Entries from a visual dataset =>
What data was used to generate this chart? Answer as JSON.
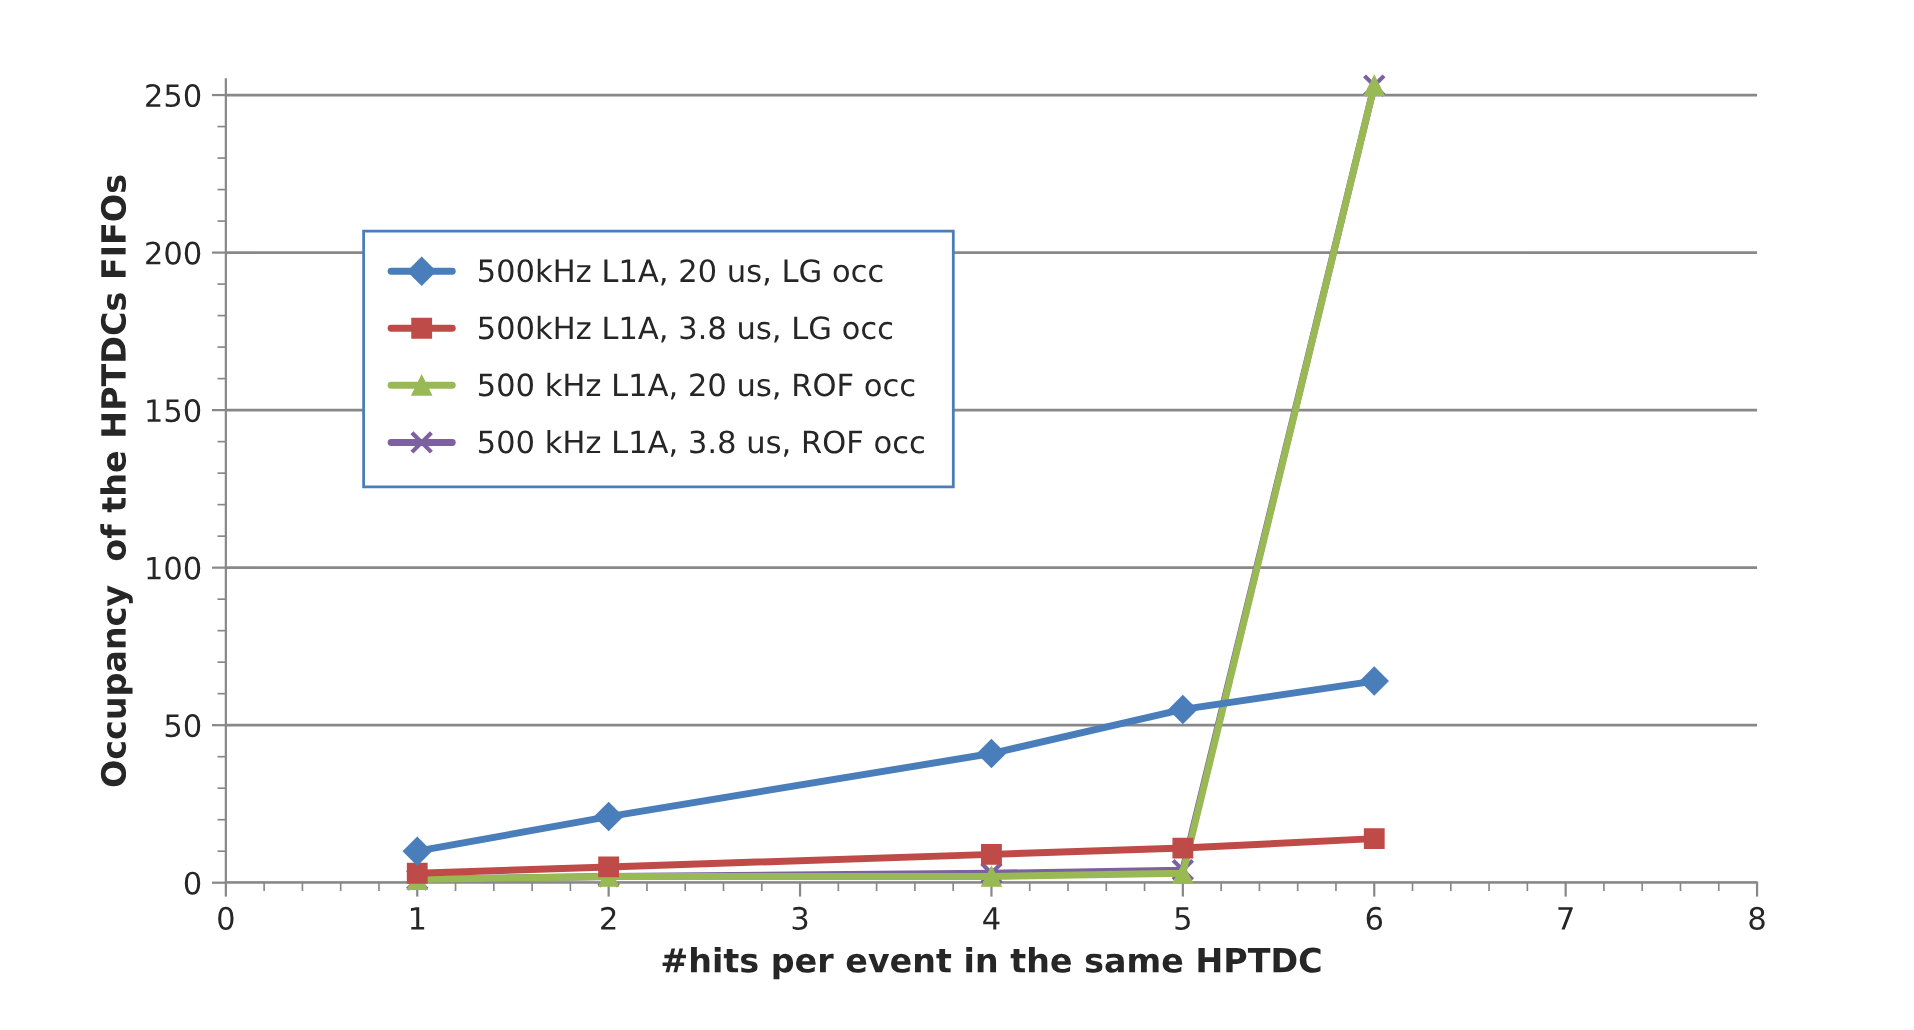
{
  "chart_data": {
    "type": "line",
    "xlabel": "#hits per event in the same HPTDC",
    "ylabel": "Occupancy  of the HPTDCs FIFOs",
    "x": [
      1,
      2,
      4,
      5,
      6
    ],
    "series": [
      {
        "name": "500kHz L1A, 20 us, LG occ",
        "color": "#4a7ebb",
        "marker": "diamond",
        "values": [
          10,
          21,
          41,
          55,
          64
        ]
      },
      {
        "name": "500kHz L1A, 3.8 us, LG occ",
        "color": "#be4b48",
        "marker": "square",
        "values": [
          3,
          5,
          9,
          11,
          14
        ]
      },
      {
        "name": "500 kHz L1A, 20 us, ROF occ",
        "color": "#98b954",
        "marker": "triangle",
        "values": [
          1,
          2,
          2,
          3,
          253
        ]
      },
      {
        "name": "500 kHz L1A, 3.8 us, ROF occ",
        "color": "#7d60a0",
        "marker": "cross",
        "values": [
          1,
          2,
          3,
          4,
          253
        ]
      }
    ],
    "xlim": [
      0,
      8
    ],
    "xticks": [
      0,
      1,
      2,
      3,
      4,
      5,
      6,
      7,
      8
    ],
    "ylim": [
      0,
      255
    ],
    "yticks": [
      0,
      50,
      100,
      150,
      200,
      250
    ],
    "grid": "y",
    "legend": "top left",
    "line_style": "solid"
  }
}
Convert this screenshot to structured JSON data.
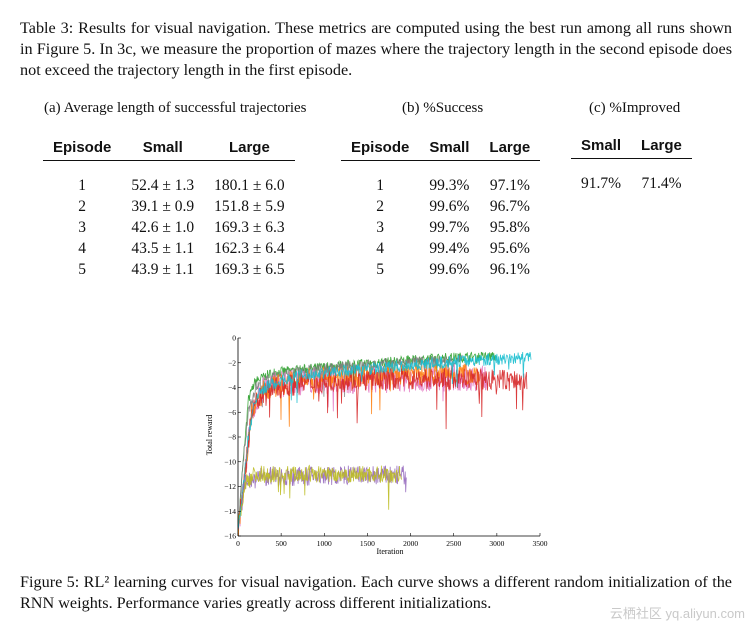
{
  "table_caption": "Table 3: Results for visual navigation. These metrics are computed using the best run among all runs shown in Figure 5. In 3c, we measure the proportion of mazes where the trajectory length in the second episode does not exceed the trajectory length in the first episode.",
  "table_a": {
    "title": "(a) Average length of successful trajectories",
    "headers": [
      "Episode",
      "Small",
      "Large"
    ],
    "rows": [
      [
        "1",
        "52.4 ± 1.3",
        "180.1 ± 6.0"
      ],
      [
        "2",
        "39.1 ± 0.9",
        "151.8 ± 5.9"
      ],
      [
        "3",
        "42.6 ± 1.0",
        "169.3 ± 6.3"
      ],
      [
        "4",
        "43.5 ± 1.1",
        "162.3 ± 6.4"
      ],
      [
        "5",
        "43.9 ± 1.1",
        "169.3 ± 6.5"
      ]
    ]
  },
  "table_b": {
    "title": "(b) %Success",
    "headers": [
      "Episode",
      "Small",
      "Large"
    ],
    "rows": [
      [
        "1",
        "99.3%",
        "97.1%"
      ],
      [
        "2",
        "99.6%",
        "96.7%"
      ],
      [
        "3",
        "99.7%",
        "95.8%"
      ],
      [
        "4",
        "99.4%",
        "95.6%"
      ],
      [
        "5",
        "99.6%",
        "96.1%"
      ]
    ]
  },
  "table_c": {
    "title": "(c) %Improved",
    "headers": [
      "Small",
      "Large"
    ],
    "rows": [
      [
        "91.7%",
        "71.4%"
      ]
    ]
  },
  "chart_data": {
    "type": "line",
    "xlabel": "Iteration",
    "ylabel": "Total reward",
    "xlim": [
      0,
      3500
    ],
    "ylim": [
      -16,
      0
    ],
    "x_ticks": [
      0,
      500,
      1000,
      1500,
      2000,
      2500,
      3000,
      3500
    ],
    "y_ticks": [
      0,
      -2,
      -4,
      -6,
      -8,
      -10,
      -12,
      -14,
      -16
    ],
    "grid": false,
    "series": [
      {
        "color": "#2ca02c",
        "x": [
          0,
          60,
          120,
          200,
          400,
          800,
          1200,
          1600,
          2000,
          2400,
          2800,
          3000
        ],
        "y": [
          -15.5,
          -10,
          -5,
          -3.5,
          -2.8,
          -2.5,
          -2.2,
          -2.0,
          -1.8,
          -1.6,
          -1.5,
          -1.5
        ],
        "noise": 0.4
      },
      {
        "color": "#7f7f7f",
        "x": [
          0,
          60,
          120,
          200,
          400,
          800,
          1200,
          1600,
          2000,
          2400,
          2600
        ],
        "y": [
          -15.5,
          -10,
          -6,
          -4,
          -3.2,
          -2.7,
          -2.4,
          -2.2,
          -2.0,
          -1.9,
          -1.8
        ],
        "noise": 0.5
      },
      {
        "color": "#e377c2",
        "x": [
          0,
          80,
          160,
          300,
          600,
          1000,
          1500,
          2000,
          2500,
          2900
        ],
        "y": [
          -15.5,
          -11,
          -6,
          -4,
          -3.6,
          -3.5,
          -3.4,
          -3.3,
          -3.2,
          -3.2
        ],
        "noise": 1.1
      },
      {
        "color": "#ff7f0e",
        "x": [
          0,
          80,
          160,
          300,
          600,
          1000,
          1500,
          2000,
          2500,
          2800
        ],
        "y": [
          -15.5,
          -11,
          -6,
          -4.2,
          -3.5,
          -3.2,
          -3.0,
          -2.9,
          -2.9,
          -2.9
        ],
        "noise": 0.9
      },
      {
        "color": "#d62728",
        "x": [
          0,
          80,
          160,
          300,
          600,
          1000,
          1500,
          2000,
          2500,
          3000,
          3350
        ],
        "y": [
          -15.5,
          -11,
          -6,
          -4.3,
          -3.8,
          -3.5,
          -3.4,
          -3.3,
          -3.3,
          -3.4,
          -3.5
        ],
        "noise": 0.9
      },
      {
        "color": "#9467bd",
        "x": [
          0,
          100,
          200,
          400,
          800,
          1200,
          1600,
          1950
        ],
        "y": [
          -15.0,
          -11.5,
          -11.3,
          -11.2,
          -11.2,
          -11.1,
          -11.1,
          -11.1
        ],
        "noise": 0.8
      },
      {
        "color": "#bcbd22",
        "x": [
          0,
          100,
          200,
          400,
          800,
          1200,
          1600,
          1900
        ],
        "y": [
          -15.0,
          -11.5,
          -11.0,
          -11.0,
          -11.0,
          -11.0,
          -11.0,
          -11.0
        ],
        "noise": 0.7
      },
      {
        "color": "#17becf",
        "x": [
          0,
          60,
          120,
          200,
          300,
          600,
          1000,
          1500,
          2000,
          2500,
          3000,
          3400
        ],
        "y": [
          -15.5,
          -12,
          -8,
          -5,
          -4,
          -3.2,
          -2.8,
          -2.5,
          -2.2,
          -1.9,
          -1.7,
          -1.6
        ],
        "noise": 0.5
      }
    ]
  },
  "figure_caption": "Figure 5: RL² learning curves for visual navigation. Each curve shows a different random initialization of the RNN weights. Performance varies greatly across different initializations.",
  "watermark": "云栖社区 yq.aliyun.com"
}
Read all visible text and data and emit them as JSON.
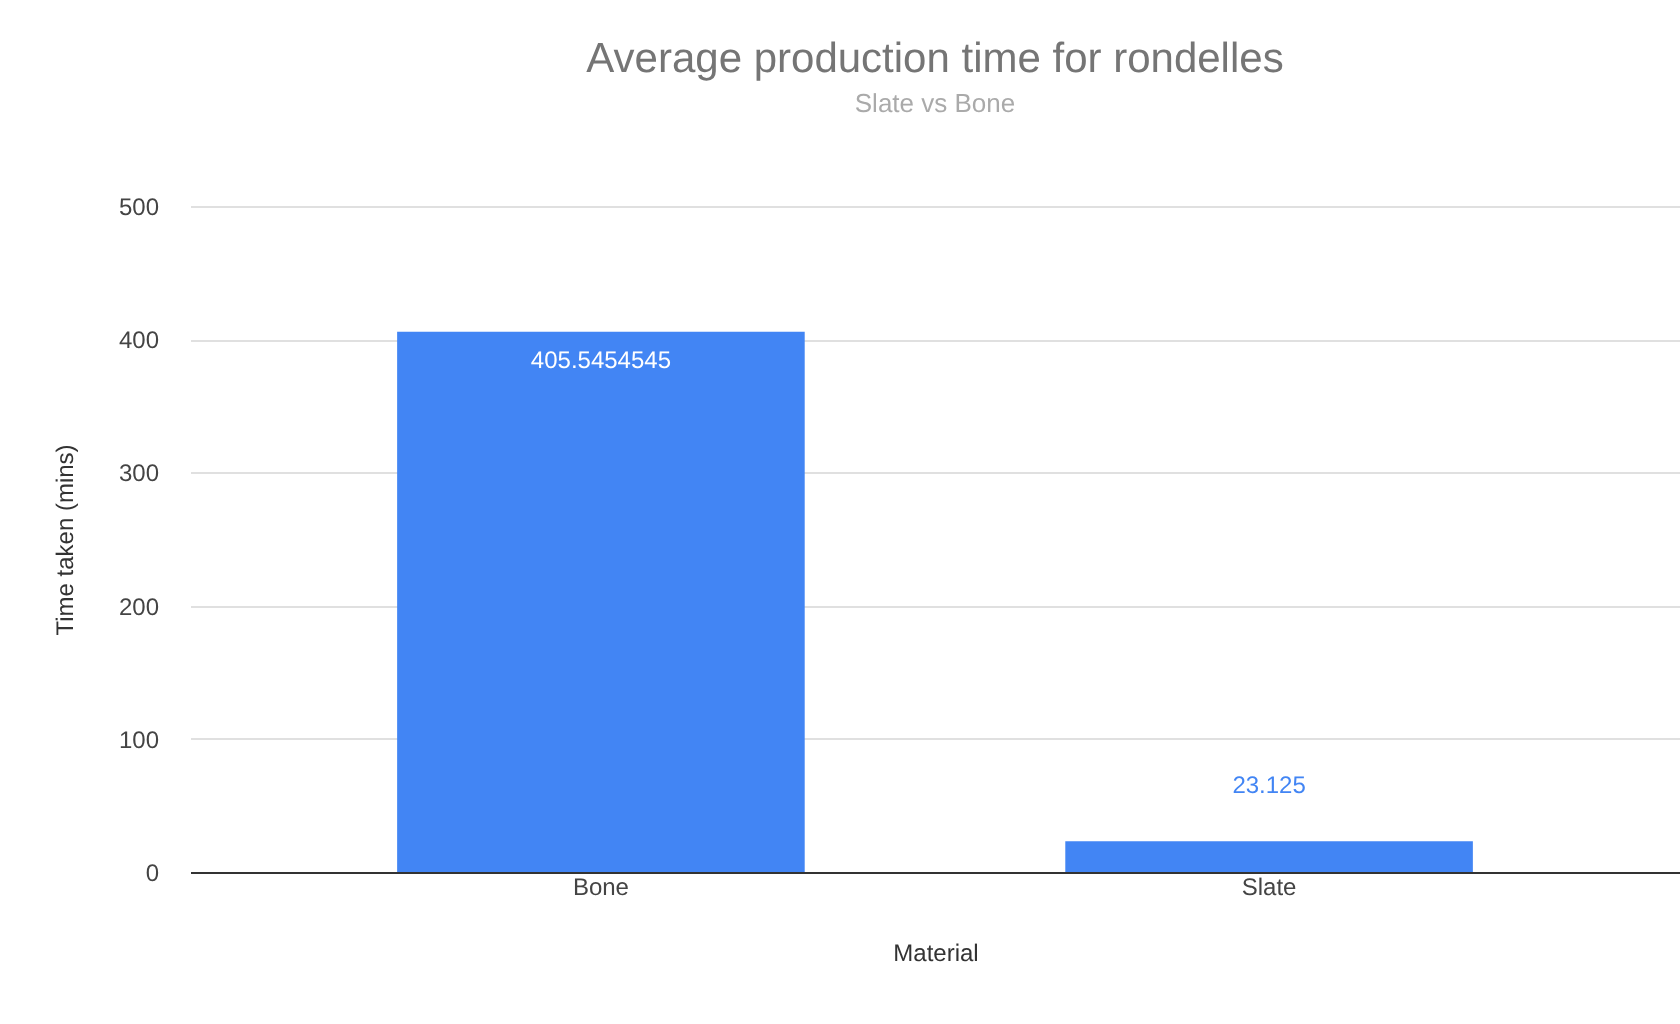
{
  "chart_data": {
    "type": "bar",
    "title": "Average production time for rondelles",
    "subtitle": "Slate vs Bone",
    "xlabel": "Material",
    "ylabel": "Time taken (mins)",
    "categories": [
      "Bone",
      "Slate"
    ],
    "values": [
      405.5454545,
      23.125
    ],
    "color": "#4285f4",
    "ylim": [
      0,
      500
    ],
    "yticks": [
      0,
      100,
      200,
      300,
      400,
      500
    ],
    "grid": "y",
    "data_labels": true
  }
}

THE EXERCISE => Repeat the material above in full and unchanged, minus its images.

ANSWER FOR THE TASK =>
What data was used to generate this chart? Answer as JSON.
{
  "chart_data": {
    "type": "line",
    "xlabel": "#hits per event in the same HPTDC",
    "ylabel": "Occupancy  of the HPTDCs FIFOs",
    "x": [
      1,
      2,
      4,
      5,
      6
    ],
    "series": [
      {
        "name": "500kHz L1A, 20 us, LG occ",
        "color": "#4a7ebb",
        "marker": "diamond",
        "values": [
          10,
          21,
          41,
          55,
          64
        ]
      },
      {
        "name": "500kHz L1A, 3.8 us, LG occ",
        "color": "#be4b48",
        "marker": "square",
        "values": [
          3,
          5,
          9,
          11,
          14
        ]
      },
      {
        "name": "500 kHz L1A, 20 us, ROF occ",
        "color": "#98b954",
        "marker": "triangle",
        "values": [
          1,
          2,
          2,
          3,
          253
        ]
      },
      {
        "name": "500 kHz L1A, 3.8 us, ROF occ",
        "color": "#7d60a0",
        "marker": "cross",
        "values": [
          1,
          2,
          3,
          4,
          253
        ]
      }
    ],
    "xlim": [
      0,
      8
    ],
    "xticks": [
      0,
      1,
      2,
      3,
      4,
      5,
      6,
      7,
      8
    ],
    "ylim": [
      0,
      255
    ],
    "yticks": [
      0,
      50,
      100,
      150,
      200,
      250
    ],
    "grid": "y",
    "legend": "top left",
    "line_style": "solid"
  }
}
Convert this screenshot to structured JSON data.
{
  "table_caption": "Table 3: Results for visual navigation. These metrics are computed using the best run among all runs shown in Figure 5. In 3c, we measure the proportion of mazes where the trajectory length in the second episode does not exceed the trajectory length in the first episode.",
  "table_a": {
    "title": "(a) Average length of successful trajectories",
    "headers": [
      "Episode",
      "Small",
      "Large"
    ],
    "rows": [
      [
        "1",
        "52.4 ± 1.3",
        "180.1 ± 6.0"
      ],
      [
        "2",
        "39.1 ± 0.9",
        "151.8 ± 5.9"
      ],
      [
        "3",
        "42.6 ± 1.0",
        "169.3 ± 6.3"
      ],
      [
        "4",
        "43.5 ± 1.1",
        "162.3 ± 6.4"
      ],
      [
        "5",
        "43.9 ± 1.1",
        "169.3 ± 6.5"
      ]
    ]
  },
  "table_b": {
    "title": "(b) %Success",
    "headers": [
      "Episode",
      "Small",
      "Large"
    ],
    "rows": [
      [
        "1",
        "99.3%",
        "97.1%"
      ],
      [
        "2",
        "99.6%",
        "96.7%"
      ],
      [
        "3",
        "99.7%",
        "95.8%"
      ],
      [
        "4",
        "99.4%",
        "95.6%"
      ],
      [
        "5",
        "99.6%",
        "96.1%"
      ]
    ]
  },
  "table_c": {
    "title": "(c) %Improved",
    "headers": [
      "Small",
      "Large"
    ],
    "rows": [
      [
        "91.7%",
        "71.4%"
      ]
    ]
  },
  "chart_data": {
    "type": "line",
    "xlabel": "Iteration",
    "ylabel": "Total reward",
    "xlim": [
      0,
      3500
    ],
    "ylim": [
      -16,
      0
    ],
    "x_ticks": [
      0,
      500,
      1000,
      1500,
      2000,
      2500,
      3000,
      3500
    ],
    "y_ticks": [
      0,
      -2,
      -4,
      -6,
      -8,
      -10,
      -12,
      -14,
      -16
    ],
    "grid": false,
    "series": [
      {
        "color": "#2ca02c",
        "x": [
          0,
          60,
          120,
          200,
          400,
          800,
          1200,
          1600,
          2000,
          2400,
          2800,
          3000
        ],
        "y": [
          -15.5,
          -10,
          -5,
          -3.5,
          -2.8,
          -2.5,
          -2.2,
          -2.0,
          -1.8,
          -1.6,
          -1.5,
          -1.5
        ],
        "noise": 0.4
      },
      {
        "color": "#7f7f7f",
        "x": [
          0,
          60,
          120,
          200,
          400,
          800,
          1200,
          1600,
          2000,
          2400,
          2600
        ],
        "y": [
          -15.5,
          -10,
          -6,
          -4,
          -3.2,
          -2.7,
          -2.4,
          -2.2,
          -2.0,
          -1.9,
          -1.8
        ],
        "noise": 0.5
      },
      {
        "color": "#e377c2",
        "x": [
          0,
          80,
          160,
          300,
          600,
          1000,
          1500,
          2000,
          2500,
          2900
        ],
        "y": [
          -15.5,
          -11,
          -6,
          -4,
          -3.6,
          -3.5,
          -3.4,
          -3.3,
          -3.2,
          -3.2
        ],
        "noise": 1.1
      },
      {
        "color": "#ff7f0e",
        "x": [
          0,
          80,
          160,
          300,
          600,
          1000,
          1500,
          2000,
          2500,
          2800
        ],
        "y": [
          -15.5,
          -11,
          -6,
          -4.2,
          -3.5,
          -3.2,
          -3.0,
          -2.9,
          -2.9,
          -2.9
        ],
        "noise": 0.9
      },
      {
        "color": "#d62728",
        "x": [
          0,
          80,
          160,
          300,
          600,
          1000,
          1500,
          2000,
          2500,
          3000,
          3350
        ],
        "y": [
          -15.5,
          -11,
          -6,
          -4.3,
          -3.8,
          -3.5,
          -3.4,
          -3.3,
          -3.3,
          -3.4,
          -3.5
        ],
        "noise": 0.9
      },
      {
        "color": "#9467bd",
        "x": [
          0,
          100,
          200,
          400,
          800,
          1200,
          1600,
          1950
        ],
        "y": [
          -15.0,
          -11.5,
          -11.3,
          -11.2,
          -11.2,
          -11.1,
          -11.1,
          -11.1
        ],
        "noise": 0.8
      },
      {
        "color": "#bcbd22",
        "x": [
          0,
          100,
          200,
          400,
          800,
          1200,
          1600,
          1900
        ],
        "y": [
          -15.0,
          -11.5,
          -11.0,
          -11.0,
          -11.0,
          -11.0,
          -11.0,
          -11.0
        ],
        "noise": 0.7
      },
      {
        "color": "#17becf",
        "x": [
          0,
          60,
          120,
          200,
          300,
          600,
          1000,
          1500,
          2000,
          2500,
          3000,
          3400
        ],
        "y": [
          -15.5,
          -12,
          -8,
          -5,
          -4,
          -3.2,
          -2.8,
          -2.5,
          -2.2,
          -1.9,
          -1.7,
          -1.6
        ],
        "noise": 0.5
      }
    ]
  },
  "figure_caption": "Figure 5: RL² learning curves for visual navigation. Each curve shows a different random initialization of the RNN weights. Performance varies greatly across different initializations.",
  "watermark": "云栖社区 yq.aliyun.com"
}
Read all visible text and data and emit them as JSON.
{
  "chart_data": {
    "type": "bar",
    "title": "Average production time for rondelles",
    "subtitle": "Slate vs Bone",
    "xlabel": "Material",
    "ylabel": "Time taken (mins)",
    "categories": [
      "Bone",
      "Slate"
    ],
    "values": [
      405.5454545,
      23.125
    ],
    "color": "#4285f4",
    "ylim": [
      0,
      500
    ],
    "yticks": [
      0,
      100,
      200,
      300,
      400,
      500
    ],
    "grid": "y",
    "data_labels": true
  }
}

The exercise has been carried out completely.